Show every line that has the string "Layer" in it.

☆ ☆ ☆ ☆

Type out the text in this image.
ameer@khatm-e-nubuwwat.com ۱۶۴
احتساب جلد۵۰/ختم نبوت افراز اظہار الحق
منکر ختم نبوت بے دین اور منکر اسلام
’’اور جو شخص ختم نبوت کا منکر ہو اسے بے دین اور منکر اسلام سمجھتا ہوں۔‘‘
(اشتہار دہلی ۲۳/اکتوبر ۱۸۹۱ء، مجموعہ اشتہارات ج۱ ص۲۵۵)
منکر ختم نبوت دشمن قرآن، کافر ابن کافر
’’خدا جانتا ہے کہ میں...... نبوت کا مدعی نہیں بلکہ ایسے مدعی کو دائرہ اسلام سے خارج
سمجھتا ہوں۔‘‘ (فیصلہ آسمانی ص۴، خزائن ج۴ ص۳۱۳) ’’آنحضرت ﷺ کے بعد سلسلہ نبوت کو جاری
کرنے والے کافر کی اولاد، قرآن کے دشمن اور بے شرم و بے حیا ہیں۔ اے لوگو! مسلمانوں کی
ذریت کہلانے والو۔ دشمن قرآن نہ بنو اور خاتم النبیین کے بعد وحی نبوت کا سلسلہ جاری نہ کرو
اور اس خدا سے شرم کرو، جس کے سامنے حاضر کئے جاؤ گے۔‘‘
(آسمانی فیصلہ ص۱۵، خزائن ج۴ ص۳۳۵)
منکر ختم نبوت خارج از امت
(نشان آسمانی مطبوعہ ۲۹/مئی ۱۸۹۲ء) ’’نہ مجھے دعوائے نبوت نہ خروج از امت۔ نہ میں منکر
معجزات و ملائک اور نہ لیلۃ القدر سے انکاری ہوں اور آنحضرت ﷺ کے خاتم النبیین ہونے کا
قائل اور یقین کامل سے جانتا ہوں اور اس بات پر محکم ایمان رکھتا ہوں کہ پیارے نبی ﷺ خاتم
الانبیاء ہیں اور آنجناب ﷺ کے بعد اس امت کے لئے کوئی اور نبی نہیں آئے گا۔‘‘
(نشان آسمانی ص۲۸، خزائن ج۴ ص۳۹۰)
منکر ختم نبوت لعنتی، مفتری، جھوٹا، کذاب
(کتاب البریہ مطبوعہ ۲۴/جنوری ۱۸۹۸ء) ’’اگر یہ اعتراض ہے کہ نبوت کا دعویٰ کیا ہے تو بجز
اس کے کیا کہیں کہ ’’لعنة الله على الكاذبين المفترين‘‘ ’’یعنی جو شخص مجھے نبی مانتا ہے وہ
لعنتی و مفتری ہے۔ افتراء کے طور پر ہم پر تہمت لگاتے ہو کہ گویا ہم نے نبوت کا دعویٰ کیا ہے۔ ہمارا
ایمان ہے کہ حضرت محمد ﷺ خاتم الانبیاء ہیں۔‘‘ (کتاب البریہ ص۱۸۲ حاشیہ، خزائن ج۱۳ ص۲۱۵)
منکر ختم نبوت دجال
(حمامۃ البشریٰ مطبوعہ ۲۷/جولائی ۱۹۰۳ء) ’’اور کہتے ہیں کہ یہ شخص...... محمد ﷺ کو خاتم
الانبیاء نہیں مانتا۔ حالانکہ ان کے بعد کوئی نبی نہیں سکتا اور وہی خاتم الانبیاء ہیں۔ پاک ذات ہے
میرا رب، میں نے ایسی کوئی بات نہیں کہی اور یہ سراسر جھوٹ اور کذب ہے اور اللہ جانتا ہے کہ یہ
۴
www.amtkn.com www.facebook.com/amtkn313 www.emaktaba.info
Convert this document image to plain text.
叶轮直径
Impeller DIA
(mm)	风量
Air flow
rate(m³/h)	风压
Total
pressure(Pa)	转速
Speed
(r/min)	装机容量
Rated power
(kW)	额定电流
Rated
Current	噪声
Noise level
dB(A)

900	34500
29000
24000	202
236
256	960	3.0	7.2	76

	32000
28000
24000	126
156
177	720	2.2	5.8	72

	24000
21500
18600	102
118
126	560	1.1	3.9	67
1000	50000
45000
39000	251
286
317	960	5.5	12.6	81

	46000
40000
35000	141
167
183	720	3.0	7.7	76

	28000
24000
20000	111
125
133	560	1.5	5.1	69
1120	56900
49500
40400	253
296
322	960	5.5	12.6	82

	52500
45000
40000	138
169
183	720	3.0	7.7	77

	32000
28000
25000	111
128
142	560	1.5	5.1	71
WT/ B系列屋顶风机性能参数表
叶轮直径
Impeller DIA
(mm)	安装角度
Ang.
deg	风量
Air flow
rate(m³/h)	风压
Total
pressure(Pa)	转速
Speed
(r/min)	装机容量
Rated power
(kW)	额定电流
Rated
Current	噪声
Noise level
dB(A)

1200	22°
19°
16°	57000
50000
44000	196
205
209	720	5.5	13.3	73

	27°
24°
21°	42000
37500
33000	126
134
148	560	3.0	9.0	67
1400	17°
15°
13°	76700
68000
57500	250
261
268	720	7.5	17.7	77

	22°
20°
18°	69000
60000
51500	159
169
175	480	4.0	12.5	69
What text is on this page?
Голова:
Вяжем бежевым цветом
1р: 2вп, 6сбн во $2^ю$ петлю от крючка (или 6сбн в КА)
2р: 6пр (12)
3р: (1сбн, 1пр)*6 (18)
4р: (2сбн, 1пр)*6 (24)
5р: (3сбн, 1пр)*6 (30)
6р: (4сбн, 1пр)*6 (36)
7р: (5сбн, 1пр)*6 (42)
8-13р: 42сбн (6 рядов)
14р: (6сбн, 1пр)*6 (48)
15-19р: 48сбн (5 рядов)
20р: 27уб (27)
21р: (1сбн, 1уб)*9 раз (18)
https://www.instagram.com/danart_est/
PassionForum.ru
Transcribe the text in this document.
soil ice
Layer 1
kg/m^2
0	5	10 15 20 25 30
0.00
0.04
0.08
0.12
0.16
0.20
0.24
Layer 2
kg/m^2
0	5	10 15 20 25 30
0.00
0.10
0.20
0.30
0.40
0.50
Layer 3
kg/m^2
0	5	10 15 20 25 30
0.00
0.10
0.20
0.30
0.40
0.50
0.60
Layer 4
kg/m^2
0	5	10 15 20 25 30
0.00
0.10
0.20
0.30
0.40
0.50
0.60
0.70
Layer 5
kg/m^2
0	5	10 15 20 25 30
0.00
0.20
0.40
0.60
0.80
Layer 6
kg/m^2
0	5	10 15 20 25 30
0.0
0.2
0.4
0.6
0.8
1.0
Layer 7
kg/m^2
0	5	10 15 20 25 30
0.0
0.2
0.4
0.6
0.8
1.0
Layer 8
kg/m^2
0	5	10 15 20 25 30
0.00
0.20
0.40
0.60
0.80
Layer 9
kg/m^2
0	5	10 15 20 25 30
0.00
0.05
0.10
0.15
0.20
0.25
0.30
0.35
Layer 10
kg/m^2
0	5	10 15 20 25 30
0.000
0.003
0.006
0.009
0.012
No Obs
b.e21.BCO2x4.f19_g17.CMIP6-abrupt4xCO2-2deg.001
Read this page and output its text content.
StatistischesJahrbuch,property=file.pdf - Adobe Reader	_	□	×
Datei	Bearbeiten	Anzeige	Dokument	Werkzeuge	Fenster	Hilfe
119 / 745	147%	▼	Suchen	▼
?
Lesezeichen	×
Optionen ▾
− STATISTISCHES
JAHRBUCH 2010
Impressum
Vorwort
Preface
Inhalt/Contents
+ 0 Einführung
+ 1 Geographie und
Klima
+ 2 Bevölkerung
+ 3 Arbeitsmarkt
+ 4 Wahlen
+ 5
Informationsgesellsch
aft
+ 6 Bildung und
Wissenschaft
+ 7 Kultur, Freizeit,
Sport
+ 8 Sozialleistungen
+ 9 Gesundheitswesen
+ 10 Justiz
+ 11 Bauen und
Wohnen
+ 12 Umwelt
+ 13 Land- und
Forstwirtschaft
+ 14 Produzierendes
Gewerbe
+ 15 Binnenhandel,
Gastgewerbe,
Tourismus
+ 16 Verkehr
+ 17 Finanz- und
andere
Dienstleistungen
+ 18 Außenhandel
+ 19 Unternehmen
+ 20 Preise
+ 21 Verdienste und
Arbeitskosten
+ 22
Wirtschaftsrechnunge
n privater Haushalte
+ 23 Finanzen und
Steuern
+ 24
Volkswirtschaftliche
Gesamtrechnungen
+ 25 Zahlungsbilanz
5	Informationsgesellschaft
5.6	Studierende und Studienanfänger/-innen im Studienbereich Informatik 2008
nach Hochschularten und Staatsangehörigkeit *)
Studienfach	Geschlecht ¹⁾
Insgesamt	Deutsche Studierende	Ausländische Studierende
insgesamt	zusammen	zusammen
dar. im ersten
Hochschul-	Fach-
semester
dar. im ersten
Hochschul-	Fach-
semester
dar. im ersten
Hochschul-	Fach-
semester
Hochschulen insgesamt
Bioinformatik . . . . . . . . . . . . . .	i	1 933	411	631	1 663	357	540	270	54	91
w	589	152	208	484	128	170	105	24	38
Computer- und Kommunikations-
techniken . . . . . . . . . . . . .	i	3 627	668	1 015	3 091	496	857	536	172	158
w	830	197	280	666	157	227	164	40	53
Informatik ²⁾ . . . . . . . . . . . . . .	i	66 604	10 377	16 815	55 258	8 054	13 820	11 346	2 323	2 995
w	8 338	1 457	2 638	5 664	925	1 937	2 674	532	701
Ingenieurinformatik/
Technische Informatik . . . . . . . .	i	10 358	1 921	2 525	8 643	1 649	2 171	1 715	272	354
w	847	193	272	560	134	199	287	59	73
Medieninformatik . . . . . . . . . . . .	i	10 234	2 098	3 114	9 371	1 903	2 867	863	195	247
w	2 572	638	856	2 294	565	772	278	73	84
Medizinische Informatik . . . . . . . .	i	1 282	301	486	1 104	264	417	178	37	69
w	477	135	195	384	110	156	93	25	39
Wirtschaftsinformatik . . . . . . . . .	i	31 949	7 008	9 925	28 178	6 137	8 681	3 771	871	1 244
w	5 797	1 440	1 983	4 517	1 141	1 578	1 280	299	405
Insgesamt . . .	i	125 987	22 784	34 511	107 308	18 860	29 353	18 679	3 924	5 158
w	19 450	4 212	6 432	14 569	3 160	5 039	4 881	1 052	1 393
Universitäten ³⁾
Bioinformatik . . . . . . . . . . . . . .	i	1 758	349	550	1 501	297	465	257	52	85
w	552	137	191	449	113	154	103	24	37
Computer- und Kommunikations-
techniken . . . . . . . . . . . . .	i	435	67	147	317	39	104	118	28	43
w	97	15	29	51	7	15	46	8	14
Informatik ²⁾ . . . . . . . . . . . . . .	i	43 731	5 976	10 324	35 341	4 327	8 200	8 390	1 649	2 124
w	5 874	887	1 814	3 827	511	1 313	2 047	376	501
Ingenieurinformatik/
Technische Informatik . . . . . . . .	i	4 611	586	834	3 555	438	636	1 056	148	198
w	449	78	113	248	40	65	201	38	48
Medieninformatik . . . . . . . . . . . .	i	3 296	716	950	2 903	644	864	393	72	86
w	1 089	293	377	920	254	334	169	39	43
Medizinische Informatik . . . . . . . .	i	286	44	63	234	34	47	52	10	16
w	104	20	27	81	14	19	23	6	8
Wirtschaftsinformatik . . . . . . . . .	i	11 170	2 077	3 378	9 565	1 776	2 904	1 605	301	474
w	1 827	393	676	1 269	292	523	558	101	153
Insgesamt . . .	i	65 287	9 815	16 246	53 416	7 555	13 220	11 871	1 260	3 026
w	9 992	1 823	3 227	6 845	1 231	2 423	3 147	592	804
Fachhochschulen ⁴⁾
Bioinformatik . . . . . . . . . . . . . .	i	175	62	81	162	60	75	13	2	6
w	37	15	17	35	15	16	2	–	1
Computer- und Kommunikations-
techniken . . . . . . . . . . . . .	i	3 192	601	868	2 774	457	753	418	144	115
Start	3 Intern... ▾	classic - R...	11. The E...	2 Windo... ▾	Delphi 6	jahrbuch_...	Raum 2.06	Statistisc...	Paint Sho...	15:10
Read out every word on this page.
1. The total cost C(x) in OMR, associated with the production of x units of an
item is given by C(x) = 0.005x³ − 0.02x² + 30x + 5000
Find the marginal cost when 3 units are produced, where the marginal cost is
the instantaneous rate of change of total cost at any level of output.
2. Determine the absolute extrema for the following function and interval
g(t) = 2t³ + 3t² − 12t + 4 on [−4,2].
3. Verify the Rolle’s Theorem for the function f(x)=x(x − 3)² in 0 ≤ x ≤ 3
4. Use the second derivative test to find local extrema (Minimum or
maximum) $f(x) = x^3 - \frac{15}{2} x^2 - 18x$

☆ ☆ ☆ ☆

Answer
Layer 1
Layer 2
Layer 3
Layer 4
Layer 5
Layer 6
Layer 7
Layer 8
Layer 9
Layer 10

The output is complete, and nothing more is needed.